* [Given data]:
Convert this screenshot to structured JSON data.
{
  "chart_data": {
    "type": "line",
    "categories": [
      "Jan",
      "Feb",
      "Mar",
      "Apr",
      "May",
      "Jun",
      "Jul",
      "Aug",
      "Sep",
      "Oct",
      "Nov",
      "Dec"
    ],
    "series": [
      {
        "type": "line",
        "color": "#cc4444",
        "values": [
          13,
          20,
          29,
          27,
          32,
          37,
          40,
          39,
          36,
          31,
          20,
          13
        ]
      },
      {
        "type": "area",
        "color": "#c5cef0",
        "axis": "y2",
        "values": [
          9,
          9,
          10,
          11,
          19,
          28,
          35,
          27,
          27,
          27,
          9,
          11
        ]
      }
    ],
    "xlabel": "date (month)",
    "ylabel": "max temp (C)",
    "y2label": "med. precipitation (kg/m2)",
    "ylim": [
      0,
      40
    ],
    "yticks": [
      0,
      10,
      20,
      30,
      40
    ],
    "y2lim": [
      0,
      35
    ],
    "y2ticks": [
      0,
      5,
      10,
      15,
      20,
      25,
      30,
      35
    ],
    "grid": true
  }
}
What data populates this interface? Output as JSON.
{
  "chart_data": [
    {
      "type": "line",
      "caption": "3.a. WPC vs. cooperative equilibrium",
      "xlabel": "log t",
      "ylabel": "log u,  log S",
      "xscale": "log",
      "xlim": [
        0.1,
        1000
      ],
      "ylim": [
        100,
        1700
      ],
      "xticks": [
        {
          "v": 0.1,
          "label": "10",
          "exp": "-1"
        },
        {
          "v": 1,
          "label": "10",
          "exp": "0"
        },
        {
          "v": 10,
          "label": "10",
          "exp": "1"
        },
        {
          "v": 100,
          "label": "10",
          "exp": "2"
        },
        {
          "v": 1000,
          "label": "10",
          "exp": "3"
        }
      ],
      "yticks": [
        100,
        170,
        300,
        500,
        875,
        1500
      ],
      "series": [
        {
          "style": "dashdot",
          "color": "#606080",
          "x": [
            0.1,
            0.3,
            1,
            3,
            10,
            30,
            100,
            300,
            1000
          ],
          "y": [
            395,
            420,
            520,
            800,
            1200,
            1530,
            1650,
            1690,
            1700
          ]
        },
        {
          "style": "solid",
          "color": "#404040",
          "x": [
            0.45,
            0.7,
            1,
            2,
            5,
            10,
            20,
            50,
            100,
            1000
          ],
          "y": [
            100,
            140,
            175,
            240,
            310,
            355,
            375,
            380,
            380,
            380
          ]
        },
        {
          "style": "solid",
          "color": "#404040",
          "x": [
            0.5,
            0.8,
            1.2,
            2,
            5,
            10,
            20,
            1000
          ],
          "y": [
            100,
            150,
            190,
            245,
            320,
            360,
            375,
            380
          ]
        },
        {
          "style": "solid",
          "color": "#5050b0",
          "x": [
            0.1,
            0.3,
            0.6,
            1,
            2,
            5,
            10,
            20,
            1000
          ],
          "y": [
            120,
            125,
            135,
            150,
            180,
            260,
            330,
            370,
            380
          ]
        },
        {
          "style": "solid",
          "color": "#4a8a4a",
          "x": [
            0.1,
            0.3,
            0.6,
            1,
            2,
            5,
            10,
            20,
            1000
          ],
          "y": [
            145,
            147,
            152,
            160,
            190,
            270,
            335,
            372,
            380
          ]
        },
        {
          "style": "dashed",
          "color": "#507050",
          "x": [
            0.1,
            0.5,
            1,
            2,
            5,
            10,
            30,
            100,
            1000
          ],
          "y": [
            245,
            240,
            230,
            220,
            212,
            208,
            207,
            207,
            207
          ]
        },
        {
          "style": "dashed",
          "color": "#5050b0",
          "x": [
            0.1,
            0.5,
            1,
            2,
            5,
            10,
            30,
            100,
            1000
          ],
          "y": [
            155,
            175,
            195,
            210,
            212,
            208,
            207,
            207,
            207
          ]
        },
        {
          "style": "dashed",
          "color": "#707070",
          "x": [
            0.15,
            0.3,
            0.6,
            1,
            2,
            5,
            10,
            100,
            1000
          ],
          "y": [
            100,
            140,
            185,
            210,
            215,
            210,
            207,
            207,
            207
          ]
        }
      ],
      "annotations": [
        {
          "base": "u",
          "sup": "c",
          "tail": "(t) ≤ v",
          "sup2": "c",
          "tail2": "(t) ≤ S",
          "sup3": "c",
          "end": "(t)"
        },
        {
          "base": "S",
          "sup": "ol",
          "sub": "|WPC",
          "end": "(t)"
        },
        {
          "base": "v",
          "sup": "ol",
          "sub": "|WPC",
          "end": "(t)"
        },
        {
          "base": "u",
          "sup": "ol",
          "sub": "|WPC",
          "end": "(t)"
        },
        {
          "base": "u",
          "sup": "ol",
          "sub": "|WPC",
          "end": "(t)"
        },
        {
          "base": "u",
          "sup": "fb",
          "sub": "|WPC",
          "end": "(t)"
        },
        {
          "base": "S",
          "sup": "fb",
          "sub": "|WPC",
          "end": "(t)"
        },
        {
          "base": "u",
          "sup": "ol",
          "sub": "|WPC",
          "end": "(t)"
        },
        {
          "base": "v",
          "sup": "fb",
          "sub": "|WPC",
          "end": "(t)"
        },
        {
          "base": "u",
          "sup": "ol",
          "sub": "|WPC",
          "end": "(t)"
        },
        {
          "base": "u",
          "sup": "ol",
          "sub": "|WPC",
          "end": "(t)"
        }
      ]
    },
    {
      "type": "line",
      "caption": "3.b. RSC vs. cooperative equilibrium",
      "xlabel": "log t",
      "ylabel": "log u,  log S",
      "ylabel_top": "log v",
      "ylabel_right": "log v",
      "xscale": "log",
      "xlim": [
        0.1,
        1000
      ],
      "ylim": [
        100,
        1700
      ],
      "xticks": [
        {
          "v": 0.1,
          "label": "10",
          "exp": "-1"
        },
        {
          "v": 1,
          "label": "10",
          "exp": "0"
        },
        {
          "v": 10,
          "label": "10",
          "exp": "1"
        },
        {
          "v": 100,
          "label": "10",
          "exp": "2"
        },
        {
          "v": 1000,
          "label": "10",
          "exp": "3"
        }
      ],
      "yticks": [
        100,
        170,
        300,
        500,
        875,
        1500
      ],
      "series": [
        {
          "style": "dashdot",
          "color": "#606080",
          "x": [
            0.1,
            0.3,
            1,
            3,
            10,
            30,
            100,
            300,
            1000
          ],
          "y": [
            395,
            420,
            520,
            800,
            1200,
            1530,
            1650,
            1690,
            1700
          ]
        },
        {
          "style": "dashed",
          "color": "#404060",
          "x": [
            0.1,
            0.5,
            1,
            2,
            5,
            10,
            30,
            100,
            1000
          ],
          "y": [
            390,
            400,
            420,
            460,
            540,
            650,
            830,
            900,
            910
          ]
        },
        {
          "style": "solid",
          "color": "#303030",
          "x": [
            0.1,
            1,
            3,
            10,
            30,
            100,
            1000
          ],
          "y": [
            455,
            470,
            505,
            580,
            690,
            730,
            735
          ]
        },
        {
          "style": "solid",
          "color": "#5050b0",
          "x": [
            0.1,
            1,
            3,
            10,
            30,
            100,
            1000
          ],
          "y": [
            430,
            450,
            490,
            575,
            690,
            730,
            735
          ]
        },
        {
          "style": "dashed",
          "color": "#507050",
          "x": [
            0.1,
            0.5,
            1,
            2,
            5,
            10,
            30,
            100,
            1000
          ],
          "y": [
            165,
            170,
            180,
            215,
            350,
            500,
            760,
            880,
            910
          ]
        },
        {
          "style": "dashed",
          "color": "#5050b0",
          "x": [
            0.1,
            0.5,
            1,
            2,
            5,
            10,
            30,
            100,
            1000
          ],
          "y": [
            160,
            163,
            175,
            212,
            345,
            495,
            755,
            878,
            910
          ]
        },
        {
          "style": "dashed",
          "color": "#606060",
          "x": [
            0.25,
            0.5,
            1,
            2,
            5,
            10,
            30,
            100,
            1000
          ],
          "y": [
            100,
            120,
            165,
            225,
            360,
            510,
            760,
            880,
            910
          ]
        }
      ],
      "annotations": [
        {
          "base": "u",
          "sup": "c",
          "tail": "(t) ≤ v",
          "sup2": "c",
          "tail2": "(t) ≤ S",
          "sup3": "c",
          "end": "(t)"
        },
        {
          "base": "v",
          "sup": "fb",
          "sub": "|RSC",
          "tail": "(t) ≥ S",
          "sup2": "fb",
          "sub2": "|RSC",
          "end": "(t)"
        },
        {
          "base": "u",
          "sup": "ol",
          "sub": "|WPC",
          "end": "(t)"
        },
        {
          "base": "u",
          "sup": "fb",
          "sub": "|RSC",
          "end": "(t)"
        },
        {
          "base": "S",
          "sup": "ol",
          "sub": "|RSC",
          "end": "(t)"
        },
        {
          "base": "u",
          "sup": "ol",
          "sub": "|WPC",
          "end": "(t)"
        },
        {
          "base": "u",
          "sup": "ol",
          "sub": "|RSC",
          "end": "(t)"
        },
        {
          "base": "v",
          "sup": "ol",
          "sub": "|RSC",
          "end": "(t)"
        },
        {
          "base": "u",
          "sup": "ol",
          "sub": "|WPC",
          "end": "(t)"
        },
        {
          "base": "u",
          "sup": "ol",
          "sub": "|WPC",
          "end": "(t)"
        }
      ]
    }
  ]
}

* [Work to complete]:
Of the lines in this listing, report how many contain the string "type", and give the number only.

* [Final result]:
5